== Set task ==
Pull out every line below containing the word "Single".

>> Begin Dataset rows

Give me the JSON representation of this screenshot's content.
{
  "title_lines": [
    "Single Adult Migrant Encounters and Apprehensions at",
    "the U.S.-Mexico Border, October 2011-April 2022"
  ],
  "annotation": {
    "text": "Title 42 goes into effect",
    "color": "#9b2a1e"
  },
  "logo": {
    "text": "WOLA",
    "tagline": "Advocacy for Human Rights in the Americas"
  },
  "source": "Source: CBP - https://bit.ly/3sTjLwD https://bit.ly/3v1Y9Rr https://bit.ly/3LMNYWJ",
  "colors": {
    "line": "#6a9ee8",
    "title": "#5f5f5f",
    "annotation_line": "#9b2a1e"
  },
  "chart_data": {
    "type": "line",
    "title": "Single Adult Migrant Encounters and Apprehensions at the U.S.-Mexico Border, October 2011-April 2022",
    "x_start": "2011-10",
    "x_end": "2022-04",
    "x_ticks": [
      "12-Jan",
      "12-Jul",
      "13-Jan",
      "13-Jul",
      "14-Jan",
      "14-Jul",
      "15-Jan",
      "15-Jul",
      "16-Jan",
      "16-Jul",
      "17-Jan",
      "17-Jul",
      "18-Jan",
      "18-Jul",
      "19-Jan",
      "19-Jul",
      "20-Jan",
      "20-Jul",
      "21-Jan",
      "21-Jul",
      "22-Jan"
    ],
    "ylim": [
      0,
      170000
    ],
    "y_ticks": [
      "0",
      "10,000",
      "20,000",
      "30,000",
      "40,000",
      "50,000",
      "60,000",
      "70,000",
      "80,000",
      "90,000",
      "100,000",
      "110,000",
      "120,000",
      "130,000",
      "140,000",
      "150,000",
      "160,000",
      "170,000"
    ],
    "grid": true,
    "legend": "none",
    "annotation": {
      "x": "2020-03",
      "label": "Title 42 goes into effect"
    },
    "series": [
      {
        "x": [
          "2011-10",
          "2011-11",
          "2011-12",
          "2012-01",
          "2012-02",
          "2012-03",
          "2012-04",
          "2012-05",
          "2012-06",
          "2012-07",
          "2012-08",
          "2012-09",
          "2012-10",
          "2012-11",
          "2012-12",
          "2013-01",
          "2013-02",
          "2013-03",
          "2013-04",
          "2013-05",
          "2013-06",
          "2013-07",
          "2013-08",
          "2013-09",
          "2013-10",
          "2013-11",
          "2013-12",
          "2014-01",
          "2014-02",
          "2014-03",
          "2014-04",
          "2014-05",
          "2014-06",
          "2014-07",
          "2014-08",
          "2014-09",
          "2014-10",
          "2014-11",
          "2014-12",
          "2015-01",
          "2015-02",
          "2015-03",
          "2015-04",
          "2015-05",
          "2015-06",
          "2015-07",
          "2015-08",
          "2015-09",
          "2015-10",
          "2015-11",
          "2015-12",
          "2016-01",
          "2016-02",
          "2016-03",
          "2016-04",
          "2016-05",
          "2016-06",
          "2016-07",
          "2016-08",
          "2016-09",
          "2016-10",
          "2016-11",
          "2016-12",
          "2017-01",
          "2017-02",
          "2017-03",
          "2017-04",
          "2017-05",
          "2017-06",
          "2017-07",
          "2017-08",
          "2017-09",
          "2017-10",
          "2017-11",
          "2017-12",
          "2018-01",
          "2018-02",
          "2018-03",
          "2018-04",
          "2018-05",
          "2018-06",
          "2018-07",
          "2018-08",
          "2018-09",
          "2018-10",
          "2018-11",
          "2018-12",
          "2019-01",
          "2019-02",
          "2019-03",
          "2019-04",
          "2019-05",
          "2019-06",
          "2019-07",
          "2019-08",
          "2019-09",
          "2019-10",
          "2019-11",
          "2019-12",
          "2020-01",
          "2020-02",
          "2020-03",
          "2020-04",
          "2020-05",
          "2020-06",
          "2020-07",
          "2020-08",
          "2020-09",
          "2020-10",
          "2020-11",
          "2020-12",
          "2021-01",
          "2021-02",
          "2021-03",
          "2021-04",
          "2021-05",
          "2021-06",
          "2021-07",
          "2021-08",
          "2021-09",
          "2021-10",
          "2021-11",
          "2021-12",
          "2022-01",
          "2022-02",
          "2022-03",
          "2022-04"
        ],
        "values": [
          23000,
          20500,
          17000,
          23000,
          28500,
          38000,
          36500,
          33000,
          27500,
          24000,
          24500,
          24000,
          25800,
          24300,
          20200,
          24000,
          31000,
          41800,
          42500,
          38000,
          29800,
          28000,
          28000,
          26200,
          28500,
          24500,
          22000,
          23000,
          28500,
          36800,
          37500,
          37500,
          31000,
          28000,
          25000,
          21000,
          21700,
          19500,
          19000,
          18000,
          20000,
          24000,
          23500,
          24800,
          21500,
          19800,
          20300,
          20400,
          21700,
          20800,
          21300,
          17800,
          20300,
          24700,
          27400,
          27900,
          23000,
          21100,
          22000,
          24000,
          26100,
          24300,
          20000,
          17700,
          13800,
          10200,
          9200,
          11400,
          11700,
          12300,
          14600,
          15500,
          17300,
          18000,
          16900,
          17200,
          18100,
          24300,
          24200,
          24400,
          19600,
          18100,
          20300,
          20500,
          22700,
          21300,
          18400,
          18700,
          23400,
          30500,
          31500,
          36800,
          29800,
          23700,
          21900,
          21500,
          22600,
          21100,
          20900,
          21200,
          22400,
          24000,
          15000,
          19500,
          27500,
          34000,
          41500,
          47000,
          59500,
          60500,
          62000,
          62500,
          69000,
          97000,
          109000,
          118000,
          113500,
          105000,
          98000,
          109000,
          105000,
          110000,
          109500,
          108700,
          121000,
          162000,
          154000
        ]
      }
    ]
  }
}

>> End Dataset rows

== Task result ==
    "Single Adult Migrant Encounters and Apprehensions at",
    "title": "Single Adult Migrant Encounters and Apprehensions at the U.S.-Mexico Border, October 2011-April 2022",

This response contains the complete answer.